**What you should do**.
Search the material for the string "oindrez", then return every line where it is found.

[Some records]
_____
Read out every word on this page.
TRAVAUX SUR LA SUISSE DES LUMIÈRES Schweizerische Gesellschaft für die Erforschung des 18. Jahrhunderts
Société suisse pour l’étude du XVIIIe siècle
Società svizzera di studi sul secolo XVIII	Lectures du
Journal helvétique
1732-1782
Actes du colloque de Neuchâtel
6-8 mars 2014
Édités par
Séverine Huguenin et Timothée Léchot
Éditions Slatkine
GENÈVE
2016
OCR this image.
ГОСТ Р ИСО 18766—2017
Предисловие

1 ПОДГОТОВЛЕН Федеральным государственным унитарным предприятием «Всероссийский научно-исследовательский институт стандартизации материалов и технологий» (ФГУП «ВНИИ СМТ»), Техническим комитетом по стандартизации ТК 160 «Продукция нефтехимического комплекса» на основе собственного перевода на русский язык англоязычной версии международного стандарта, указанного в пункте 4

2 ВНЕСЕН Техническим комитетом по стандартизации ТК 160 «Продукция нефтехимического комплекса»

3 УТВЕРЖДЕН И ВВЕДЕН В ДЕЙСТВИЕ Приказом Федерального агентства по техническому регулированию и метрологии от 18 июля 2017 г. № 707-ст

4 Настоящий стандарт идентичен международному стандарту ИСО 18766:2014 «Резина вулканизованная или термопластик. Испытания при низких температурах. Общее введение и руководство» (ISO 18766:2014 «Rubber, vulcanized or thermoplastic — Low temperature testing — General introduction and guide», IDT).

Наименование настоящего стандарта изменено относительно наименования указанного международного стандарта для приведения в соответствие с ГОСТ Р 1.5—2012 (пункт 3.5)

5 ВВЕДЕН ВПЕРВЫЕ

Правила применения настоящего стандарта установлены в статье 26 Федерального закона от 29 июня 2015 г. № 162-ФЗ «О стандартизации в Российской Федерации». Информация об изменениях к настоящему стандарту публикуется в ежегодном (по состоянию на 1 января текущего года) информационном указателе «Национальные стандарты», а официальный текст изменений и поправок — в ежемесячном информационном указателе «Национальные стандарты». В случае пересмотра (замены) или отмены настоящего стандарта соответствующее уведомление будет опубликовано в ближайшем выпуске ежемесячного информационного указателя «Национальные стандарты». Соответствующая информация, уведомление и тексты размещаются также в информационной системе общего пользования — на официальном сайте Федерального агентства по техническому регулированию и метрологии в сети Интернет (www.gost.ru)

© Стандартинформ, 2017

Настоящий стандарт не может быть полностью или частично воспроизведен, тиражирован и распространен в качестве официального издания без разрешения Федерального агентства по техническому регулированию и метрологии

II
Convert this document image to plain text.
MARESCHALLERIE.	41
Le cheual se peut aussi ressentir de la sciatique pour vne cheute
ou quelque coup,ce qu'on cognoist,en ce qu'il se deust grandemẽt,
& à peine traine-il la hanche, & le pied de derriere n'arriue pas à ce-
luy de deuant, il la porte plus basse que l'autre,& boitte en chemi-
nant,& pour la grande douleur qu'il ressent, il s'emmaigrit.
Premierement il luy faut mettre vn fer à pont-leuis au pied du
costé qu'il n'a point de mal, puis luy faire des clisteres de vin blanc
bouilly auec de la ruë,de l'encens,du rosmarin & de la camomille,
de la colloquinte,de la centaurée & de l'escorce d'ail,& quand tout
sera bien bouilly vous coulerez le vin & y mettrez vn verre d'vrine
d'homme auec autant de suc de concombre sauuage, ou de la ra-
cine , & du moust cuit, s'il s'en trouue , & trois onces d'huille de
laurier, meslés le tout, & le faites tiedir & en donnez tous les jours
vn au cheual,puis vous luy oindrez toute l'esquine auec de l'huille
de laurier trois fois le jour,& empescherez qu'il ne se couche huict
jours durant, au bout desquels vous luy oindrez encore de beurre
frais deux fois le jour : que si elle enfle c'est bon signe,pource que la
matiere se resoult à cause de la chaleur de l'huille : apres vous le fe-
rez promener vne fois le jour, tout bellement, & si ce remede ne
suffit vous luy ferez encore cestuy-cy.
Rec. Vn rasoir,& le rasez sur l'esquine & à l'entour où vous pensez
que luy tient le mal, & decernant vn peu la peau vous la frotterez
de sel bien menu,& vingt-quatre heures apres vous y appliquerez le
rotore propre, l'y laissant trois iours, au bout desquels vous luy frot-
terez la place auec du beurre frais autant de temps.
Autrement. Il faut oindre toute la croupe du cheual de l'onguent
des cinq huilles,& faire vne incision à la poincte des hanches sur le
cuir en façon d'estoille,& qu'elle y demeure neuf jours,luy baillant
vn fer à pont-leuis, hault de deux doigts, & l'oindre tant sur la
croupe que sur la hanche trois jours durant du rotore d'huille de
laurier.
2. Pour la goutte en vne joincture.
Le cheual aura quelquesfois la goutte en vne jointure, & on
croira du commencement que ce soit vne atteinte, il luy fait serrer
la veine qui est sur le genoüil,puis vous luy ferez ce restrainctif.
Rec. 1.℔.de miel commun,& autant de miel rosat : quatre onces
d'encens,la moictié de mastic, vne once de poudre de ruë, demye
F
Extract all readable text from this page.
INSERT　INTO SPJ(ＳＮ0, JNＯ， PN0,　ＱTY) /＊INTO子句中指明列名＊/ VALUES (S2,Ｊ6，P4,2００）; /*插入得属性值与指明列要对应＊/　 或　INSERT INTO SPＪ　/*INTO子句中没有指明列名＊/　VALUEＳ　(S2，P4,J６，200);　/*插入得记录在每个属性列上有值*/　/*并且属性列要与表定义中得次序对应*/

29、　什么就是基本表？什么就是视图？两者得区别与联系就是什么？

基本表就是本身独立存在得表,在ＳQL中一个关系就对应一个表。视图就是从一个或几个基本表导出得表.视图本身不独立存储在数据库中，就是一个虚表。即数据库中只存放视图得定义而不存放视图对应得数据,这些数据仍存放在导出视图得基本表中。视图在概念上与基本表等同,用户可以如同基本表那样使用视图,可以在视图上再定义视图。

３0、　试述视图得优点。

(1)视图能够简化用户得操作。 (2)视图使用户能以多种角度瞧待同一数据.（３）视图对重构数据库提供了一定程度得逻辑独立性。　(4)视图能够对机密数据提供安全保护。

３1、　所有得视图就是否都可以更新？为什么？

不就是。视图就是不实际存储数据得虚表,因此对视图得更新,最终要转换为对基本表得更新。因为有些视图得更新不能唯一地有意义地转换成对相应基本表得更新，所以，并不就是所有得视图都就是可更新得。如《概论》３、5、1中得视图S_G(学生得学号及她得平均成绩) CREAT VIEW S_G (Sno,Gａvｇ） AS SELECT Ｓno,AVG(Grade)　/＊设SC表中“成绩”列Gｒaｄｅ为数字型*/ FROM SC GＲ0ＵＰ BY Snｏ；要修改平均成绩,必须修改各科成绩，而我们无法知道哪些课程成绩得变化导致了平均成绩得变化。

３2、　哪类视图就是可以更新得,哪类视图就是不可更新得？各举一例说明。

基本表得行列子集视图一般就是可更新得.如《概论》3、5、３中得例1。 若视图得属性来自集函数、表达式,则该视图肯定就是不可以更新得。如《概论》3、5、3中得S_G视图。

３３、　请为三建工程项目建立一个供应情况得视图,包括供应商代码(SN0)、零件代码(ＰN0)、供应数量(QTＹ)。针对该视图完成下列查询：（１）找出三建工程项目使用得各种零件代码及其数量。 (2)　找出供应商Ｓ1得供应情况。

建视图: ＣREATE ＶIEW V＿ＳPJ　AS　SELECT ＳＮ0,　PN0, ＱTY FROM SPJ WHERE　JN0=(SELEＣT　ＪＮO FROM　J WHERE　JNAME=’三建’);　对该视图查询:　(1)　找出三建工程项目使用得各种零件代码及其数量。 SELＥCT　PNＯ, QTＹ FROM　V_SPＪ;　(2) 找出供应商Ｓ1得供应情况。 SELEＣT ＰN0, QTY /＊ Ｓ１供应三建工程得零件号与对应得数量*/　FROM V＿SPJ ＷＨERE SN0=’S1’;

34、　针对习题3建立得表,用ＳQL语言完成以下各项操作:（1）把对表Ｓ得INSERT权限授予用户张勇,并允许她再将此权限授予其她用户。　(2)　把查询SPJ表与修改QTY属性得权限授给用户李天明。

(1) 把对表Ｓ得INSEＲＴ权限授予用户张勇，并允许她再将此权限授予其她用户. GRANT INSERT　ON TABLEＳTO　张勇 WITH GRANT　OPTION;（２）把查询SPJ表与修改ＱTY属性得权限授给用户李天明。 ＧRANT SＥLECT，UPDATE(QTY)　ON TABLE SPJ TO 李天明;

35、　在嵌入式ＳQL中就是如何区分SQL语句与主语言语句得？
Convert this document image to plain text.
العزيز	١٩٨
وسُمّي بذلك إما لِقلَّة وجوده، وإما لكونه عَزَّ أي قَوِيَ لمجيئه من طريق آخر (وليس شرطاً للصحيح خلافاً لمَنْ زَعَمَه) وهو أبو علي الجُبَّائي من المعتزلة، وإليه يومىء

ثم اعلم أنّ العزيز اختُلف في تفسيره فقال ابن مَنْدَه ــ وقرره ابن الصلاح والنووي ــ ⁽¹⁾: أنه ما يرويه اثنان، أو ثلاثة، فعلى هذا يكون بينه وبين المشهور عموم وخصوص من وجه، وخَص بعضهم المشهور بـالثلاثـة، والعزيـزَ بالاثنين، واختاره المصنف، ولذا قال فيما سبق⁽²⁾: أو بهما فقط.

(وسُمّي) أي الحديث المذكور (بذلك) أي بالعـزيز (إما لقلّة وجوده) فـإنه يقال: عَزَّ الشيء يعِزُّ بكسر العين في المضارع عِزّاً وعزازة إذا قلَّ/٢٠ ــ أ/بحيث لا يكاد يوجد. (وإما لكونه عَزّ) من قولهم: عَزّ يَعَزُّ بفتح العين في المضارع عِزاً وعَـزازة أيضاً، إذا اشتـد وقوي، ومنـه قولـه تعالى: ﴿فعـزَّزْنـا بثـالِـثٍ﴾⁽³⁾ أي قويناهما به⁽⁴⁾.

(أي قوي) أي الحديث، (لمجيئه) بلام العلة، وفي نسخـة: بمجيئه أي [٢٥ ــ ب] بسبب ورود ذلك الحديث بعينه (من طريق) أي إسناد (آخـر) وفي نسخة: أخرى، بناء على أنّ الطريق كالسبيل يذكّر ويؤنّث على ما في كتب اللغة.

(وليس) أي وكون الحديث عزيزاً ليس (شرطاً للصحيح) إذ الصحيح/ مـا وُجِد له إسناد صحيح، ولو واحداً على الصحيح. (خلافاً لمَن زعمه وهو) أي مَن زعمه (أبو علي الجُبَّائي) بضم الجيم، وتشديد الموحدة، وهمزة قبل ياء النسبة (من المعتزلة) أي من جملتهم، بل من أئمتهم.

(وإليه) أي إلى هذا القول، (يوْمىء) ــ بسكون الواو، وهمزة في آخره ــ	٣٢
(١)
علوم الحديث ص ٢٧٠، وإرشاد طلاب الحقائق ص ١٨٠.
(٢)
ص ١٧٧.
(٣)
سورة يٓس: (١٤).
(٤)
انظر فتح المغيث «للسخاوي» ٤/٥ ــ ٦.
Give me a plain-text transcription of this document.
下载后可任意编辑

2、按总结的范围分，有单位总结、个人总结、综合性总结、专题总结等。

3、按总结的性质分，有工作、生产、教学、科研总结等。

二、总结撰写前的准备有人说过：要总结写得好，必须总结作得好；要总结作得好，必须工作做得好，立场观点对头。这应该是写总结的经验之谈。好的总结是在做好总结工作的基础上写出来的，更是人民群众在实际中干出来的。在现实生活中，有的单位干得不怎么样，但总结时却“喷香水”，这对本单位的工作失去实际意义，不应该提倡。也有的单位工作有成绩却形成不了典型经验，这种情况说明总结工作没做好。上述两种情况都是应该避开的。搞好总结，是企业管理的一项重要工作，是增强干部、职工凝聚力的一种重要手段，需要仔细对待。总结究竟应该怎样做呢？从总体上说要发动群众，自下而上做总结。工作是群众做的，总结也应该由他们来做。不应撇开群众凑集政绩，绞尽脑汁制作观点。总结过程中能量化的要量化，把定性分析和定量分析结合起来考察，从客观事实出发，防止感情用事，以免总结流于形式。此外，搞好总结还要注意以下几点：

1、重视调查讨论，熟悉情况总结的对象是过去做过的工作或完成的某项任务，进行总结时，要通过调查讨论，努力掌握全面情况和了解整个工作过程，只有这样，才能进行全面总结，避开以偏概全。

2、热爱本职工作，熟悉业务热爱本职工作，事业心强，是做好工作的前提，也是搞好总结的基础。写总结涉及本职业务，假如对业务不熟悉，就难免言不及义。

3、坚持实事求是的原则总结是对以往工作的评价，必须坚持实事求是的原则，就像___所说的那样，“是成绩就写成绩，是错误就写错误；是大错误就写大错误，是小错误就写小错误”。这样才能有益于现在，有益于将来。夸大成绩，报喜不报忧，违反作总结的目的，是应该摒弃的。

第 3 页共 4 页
_____
**Answer to the problem**.
vn au cheual,puis vous luy oindrez toute l'esquine auec de l'huille
jours durant, au bout desquels vous luy oindrez encore de beurre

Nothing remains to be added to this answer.